SUPPLIED MATERIAL:
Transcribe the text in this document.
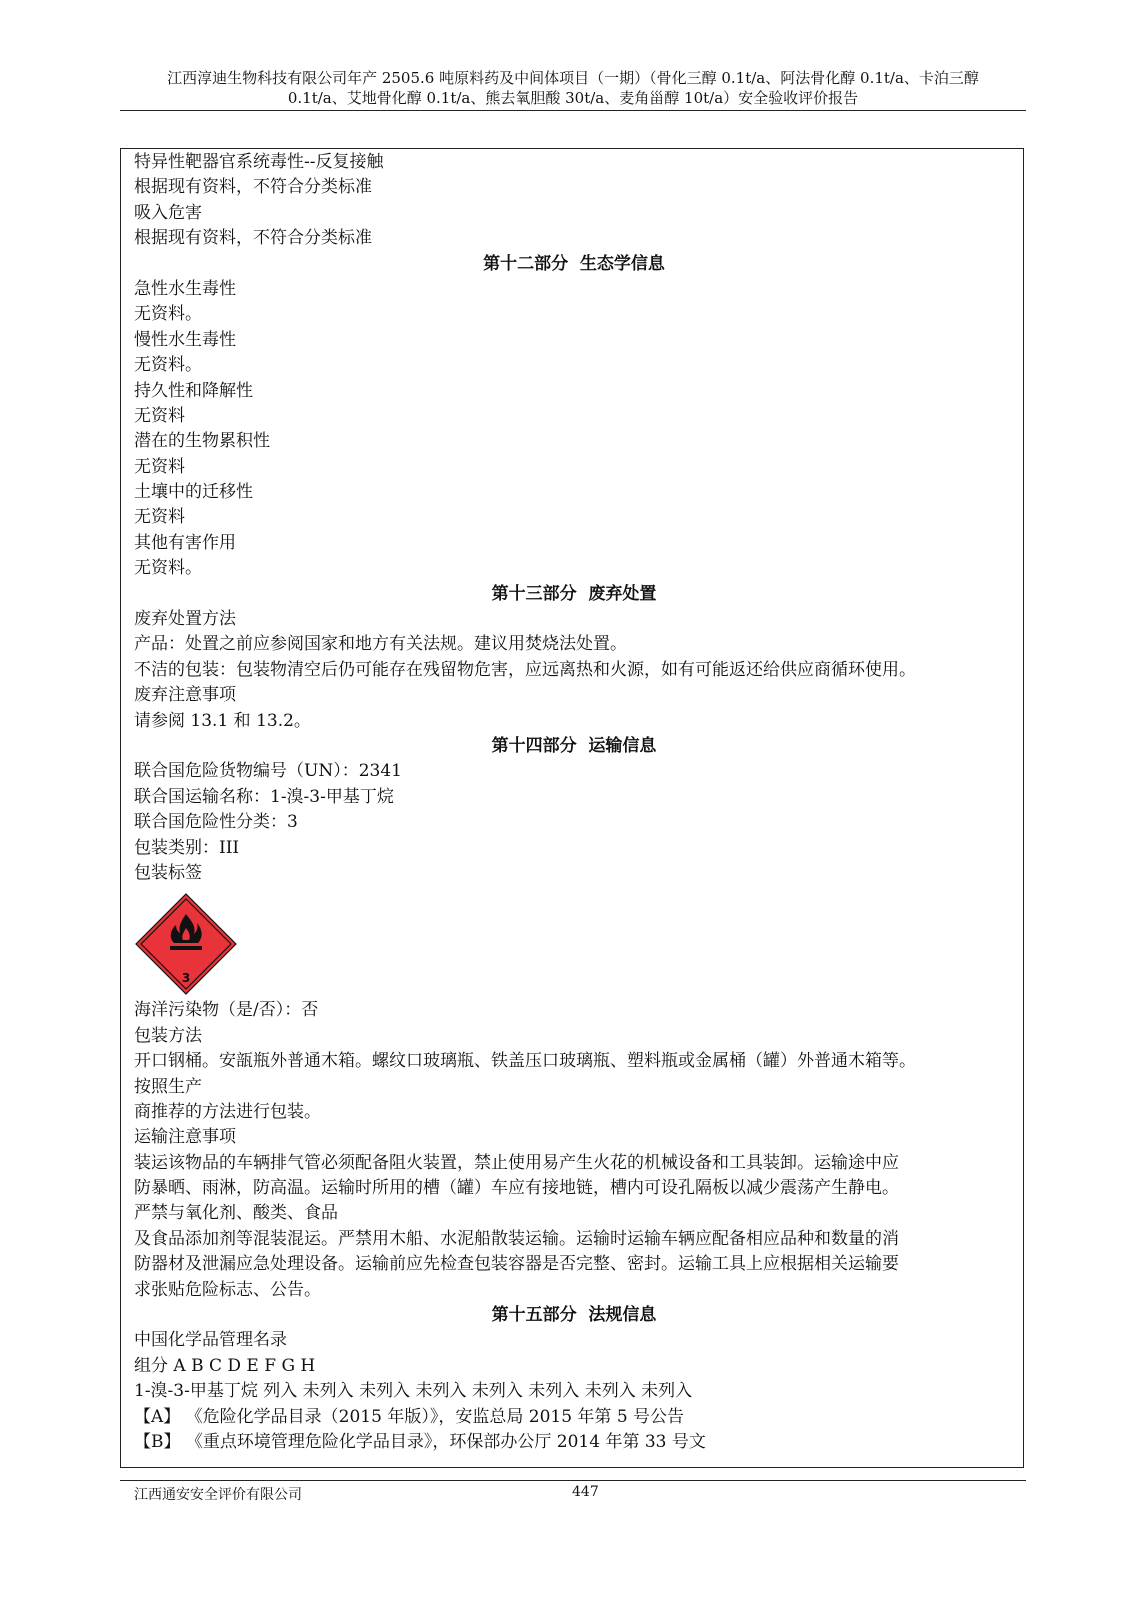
江西淳迪生物科技有限公司年产 2505.6 吨原料药及中间体项目（一期）（骨化三醇 0.1t/a、阿法骨化醇 0.1t/a、卡泊三醇
0.1t/a、艾地骨化醇 0.1t/a、熊去氧胆酸 30t/a、麦角甾醇 10t/a）安全验收评价报告
特异性靶器官系统毒性--反复接触
根据现有资料，不符合分类标准
吸入危害
根据现有资料，不符合分类标准
第十二部分  生态学信息
急性水生毒性
无资料。
慢性水生毒性
无资料。
持久性和降解性
无资料
潜在的生物累积性
无资料
土壤中的迁移性
无资料
其他有害作用
无资料。
第十三部分  废弃处置
废弃处置方法
产品：处置之前应参阅国家和地方有关法规。建议用焚烧法处置。
不洁的包装：包装物清空后仍可能存在残留物危害，应远离热和火源，如有可能返还给供应商循环使用。
废弃注意事项
请参阅 13.1 和 13.2。
第十四部分  运输信息
联合国危险货物编号（UN）：2341
联合国运输名称：1-溴-3-甲基丁烷
联合国危险性分类：3
包装类别：III
包装标签
3
海洋污染物（是/否）：否
包装方法
开口钢桶。安瓿瓶外普通木箱。螺纹口玻璃瓶、铁盖压口玻璃瓶、塑料瓶或金属桶（罐）外普通木箱等。
按照生产
商推荐的方法进行包装。
运输注意事项
装运该物品的车辆排气管必须配备阻火装置，禁止使用易产生火花的机械设备和工具装卸。运输途中应
防暴晒、雨淋，防高温。运输时所用的槽（罐）车应有接地链，槽内可设孔隔板以减少震荡产生静电。
严禁与氧化剂、酸类、食品
及食品添加剂等混装混运。严禁用木船、水泥船散装运输。运输时运输车辆应配备相应品种和数量的消
防器材及泄漏应急处理设备。运输前应先检查包装容器是否完整、密封。运输工具上应根据相关运输要
求张贴危险标志、公告。
第十五部分  法规信息
中国化学品管理名录
组分 A B C D E F G H
1-溴-3-甲基丁烷 列入 未列入 未列入 未列入 未列入 未列入 未列入 未列入
【A】 《危险化学品目录（2015 年版）》，安监总局 2015 年第 5 号公告
【B】 《重点环境管理危险化学品目录》，环保部办公厅 2014 年第 33 号文
江西通安安全评价有限公司	447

REQUIREMENT: Copy the whole listing above word for word but do not carry over the pictures.

OUTPUT:
Transcribe the text in this document.
江西淳迪生物科技有限公司年产 2505.6 吨原料药及中间体项目（一期）（骨化三醇 0.1t/a、阿法骨化醇 0.1t/a、卡泊三醇
0.1t/a、艾地骨化醇 0.1t/a、熊去氧胆酸 30t/a、麦角甾醇 10t/a）安全验收评价报告
特异性靶器官系统毒性--反复接触
根据现有资料，不符合分类标准
吸入危害
根据现有资料，不符合分类标准
第十二部分  生态学信息
急性水生毒性
无资料。
慢性水生毒性
无资料。
持久性和降解性
无资料
潜在的生物累积性
无资料
土壤中的迁移性
无资料
其他有害作用
无资料。
第十三部分  废弃处置
废弃处置方法
产品：处置之前应参阅国家和地方有关法规。建议用焚烧法处置。
不洁的包装：包装物清空后仍可能存在残留物危害，应远离热和火源，如有可能返还给供应商循环使用。
废弃注意事项
请参阅 13.1 和 13.2。
第十四部分  运输信息
联合国危险货物编号（UN）：2341
联合国运输名称：1-溴-3-甲基丁烷
联合国危险性分类：3
包装类别：III
包装标签
3
海洋污染物（是/否）：否
包装方法
开口钢桶。安瓿瓶外普通木箱。螺纹口玻璃瓶、铁盖压口玻璃瓶、塑料瓶或金属桶（罐）外普通木箱等。
按照生产
商推荐的方法进行包装。
运输注意事项
装运该物品的车辆排气管必须配备阻火装置，禁止使用易产生火花的机械设备和工具装卸。运输途中应
防暴晒、雨淋，防高温。运输时所用的槽（罐）车应有接地链，槽内可设孔隔板以减少震荡产生静电。
严禁与氧化剂、酸类、食品
及食品添加剂等混装混运。严禁用木船、水泥船散装运输。运输时运输车辆应配备相应品种和数量的消
防器材及泄漏应急处理设备。运输前应先检查包装容器是否完整、密封。运输工具上应根据相关运输要
求张贴危险标志、公告。
第十五部分  法规信息
中国化学品管理名录
组分 A B C D E F G H
1-溴-3-甲基丁烷 列入 未列入 未列入 未列入 未列入 未列入 未列入 未列入
【A】 《危险化学品目录（2015 年版）》，安监总局 2015 年第 5 号公告
【B】 《重点环境管理危险化学品目录》，环保部办公厅 2014 年第 33 号文
江西通安安全评价有限公司	447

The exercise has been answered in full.